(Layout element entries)

============

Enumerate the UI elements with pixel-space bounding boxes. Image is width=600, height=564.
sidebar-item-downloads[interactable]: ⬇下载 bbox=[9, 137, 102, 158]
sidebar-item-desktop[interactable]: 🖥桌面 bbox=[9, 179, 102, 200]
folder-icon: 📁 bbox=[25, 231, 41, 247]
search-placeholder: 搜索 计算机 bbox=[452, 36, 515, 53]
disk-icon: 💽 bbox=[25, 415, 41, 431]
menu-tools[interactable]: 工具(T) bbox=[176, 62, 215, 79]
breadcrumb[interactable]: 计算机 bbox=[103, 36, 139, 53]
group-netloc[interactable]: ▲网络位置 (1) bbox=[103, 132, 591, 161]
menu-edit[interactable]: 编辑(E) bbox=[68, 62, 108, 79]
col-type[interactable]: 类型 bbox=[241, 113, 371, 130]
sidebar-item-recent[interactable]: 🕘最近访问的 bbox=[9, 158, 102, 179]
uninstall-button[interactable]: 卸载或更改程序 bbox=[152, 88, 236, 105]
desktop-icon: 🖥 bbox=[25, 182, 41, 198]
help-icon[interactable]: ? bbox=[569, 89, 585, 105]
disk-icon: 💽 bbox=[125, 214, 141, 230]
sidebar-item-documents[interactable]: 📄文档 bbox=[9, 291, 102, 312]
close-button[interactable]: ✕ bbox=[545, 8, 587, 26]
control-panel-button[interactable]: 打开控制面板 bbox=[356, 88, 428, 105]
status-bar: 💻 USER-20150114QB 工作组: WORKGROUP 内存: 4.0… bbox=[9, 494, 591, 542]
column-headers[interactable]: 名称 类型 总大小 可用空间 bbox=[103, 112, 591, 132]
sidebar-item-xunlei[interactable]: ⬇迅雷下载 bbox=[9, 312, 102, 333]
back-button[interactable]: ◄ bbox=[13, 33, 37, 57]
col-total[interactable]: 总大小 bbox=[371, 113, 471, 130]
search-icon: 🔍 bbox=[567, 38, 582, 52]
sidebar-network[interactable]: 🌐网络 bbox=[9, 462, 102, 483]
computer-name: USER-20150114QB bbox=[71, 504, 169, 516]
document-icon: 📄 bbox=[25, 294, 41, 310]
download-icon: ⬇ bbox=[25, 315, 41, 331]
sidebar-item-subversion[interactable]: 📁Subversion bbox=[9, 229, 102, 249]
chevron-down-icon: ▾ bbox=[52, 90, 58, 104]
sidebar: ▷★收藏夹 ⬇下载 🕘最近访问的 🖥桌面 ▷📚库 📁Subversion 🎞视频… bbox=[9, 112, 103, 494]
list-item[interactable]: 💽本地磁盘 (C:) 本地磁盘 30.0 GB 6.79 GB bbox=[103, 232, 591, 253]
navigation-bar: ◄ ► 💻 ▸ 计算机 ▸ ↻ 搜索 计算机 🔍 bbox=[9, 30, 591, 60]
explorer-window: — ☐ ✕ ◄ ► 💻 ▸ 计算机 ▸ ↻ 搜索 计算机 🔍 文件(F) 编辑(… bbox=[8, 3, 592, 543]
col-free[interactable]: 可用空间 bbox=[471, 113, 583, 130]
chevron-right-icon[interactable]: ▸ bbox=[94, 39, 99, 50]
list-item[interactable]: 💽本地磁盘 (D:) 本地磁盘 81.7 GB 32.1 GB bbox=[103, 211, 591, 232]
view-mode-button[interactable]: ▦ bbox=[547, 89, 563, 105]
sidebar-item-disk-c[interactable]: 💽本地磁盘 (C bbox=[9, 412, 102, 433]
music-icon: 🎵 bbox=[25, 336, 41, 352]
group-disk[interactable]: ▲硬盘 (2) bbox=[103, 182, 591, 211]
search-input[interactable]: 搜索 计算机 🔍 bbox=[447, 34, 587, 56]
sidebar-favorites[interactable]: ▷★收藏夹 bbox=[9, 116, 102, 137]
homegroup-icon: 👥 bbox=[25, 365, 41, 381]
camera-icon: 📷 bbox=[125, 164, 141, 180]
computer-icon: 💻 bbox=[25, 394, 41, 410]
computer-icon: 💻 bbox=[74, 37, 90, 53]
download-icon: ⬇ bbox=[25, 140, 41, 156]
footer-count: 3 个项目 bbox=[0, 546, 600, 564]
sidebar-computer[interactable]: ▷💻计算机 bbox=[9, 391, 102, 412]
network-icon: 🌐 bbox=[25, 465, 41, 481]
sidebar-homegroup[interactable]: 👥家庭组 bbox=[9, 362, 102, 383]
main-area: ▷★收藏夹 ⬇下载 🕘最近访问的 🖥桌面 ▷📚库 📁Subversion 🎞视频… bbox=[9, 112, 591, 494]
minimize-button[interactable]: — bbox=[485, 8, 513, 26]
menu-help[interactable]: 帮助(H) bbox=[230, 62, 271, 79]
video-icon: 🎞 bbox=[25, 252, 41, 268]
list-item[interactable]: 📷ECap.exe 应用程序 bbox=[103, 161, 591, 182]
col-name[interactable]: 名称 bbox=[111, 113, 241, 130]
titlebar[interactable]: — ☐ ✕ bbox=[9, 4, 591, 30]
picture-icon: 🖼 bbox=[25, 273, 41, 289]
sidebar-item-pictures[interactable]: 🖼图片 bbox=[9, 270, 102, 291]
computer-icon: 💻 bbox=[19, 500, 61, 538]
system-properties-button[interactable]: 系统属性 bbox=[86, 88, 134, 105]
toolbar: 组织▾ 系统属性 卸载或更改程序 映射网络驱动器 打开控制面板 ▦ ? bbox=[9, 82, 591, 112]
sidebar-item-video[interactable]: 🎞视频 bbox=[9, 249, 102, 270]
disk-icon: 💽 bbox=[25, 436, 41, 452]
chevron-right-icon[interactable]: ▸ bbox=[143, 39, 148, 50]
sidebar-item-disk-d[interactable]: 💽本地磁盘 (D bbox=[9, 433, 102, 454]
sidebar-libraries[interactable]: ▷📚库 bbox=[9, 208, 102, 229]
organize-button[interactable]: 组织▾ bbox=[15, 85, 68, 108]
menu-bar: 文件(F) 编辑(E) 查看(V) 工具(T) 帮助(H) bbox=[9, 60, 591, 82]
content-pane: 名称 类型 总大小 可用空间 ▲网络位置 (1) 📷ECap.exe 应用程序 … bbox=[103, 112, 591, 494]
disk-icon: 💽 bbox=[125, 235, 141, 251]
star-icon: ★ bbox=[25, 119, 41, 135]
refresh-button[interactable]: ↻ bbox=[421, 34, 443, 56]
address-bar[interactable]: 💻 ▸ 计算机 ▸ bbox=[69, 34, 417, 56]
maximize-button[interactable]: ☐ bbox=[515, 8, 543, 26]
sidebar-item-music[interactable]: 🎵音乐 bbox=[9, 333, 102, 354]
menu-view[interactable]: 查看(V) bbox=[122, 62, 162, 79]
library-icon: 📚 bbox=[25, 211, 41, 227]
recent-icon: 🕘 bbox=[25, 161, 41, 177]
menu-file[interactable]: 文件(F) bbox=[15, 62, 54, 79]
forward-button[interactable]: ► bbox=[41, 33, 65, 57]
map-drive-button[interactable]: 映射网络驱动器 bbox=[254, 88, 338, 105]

============

*DIRECTIONS*.
Filter the records and copy every line that contains the string "desktop", matching case exactly.

*TASK RESPONSE*.
sidebar-item-desktop[interactable]: 🖥桌面 bbox=[9, 179, 102, 200]
desktop-icon: 🖥 bbox=[25, 182, 41, 198]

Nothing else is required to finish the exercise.